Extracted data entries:
Begin
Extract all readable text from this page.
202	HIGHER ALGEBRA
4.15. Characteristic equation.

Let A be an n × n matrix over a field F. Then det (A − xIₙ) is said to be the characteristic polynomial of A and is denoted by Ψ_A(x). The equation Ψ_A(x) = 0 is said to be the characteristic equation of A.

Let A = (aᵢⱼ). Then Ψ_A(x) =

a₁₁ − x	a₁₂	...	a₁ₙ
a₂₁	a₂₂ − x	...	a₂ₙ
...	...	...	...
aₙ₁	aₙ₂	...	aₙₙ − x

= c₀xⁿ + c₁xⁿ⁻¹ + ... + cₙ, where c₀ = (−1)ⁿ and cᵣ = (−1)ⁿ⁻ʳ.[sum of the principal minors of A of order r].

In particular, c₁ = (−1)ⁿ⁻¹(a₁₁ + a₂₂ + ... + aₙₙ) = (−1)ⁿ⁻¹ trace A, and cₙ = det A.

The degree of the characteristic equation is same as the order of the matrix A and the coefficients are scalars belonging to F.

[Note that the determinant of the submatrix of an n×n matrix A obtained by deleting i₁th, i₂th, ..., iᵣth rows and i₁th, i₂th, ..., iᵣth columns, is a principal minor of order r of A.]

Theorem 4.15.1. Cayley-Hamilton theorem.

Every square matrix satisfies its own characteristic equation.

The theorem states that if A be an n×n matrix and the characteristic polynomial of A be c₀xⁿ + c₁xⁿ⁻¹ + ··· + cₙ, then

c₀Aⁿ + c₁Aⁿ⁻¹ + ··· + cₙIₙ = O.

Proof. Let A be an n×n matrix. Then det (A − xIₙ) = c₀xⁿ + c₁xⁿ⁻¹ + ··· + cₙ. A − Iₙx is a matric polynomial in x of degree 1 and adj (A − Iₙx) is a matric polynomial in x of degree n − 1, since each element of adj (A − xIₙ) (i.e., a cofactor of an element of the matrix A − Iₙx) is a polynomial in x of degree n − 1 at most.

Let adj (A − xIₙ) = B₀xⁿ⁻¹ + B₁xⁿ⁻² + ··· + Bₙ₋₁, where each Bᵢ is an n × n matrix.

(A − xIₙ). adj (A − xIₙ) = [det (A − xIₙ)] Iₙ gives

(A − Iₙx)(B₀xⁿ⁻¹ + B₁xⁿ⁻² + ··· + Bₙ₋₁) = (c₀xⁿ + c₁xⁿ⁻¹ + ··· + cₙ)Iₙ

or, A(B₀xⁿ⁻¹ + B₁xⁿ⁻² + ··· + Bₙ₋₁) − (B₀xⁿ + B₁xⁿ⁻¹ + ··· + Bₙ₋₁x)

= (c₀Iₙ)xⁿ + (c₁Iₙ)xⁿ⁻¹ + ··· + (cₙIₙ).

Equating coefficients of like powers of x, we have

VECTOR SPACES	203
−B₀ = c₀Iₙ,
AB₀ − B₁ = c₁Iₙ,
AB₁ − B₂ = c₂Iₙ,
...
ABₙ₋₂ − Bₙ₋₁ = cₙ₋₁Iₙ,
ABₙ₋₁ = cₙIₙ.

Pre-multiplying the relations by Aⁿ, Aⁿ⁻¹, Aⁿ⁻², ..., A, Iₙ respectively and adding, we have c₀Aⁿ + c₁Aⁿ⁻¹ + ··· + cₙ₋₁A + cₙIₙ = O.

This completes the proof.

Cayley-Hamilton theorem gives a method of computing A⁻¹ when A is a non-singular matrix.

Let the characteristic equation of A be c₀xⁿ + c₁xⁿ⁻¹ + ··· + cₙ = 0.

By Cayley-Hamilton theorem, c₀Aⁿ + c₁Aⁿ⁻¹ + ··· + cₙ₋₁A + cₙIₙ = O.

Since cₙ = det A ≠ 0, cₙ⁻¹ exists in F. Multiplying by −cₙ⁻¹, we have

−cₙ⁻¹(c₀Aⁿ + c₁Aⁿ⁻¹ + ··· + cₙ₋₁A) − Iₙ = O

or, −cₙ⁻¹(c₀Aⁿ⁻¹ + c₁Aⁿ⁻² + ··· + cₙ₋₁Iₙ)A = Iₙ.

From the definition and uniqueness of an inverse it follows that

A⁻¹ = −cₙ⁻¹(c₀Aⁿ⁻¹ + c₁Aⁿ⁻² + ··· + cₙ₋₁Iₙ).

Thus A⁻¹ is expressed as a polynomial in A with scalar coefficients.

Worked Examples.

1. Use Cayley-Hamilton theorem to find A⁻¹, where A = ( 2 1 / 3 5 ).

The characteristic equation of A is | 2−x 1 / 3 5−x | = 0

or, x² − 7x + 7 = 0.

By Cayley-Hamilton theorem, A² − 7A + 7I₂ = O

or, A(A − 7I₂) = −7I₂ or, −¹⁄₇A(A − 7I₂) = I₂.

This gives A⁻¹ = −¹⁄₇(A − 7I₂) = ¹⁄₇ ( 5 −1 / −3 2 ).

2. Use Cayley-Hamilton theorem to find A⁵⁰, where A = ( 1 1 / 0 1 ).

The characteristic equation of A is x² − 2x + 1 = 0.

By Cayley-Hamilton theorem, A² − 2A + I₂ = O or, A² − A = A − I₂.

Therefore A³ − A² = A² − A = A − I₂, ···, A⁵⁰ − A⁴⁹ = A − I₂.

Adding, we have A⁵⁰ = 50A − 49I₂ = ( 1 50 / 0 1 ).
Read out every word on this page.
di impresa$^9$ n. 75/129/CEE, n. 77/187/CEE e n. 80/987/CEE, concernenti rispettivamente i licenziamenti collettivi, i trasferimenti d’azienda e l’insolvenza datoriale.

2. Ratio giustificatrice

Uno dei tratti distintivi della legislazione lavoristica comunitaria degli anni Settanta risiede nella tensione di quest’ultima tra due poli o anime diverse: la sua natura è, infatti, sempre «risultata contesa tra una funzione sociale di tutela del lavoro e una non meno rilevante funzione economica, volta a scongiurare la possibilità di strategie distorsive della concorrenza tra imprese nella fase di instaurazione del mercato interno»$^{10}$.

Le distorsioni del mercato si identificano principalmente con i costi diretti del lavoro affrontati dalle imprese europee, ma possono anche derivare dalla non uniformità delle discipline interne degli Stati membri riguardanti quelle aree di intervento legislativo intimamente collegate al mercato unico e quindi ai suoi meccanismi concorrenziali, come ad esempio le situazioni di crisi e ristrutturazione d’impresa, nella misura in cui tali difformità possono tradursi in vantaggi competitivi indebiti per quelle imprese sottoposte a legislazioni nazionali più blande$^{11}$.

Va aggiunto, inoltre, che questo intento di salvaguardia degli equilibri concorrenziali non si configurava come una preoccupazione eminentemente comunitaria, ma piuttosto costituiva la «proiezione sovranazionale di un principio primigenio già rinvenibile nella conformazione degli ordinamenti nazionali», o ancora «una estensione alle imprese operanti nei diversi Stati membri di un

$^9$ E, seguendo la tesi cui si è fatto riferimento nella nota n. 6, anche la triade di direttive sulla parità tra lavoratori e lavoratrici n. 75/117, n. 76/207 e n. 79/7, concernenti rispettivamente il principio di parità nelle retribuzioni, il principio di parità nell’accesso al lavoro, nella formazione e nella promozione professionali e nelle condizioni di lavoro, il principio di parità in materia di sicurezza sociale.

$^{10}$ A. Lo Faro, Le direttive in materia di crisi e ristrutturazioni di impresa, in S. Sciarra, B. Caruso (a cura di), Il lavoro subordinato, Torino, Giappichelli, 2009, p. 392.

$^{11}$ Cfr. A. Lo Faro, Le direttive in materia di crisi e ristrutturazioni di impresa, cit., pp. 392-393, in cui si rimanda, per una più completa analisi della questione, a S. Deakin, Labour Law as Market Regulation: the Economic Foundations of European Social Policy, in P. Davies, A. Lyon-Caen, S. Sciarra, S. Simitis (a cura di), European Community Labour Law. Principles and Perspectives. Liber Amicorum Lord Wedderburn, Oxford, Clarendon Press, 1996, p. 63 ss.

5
End
TASK DETAILS:
From the entries above, copy every line where the word "polynomial" shows up.

EXPECTED ANSWER:
Let A be an n × n matrix over a field F. Then det (A − xIₙ) is said to be the characteristic polynomial of A and is denoted by Ψ_A(x). The equation Ψ_A(x) = 0 is said to be the characteristic equation of A.
The theorem states that if A be an n×n matrix and the characteristic polynomial of A be c₀xⁿ + c₁xⁿ⁻¹ + ··· + cₙ, then
Proof. Let A be an n×n matrix. Then det (A − xIₙ) = c₀xⁿ + c₁xⁿ⁻¹ + ··· + cₙ. A − Iₙx is a matric polynomial in x of degree 1 and adj (A − Iₙx) is a matric polynomial in x of degree n − 1, since each element of adj (A − xIₙ) (i.e., a cofactor of an element of the matrix A − Iₙx) is a polynomial in x of degree n − 1 at most.
Thus A⁻¹ is expressed as a polynomial in A with scalar coefficients.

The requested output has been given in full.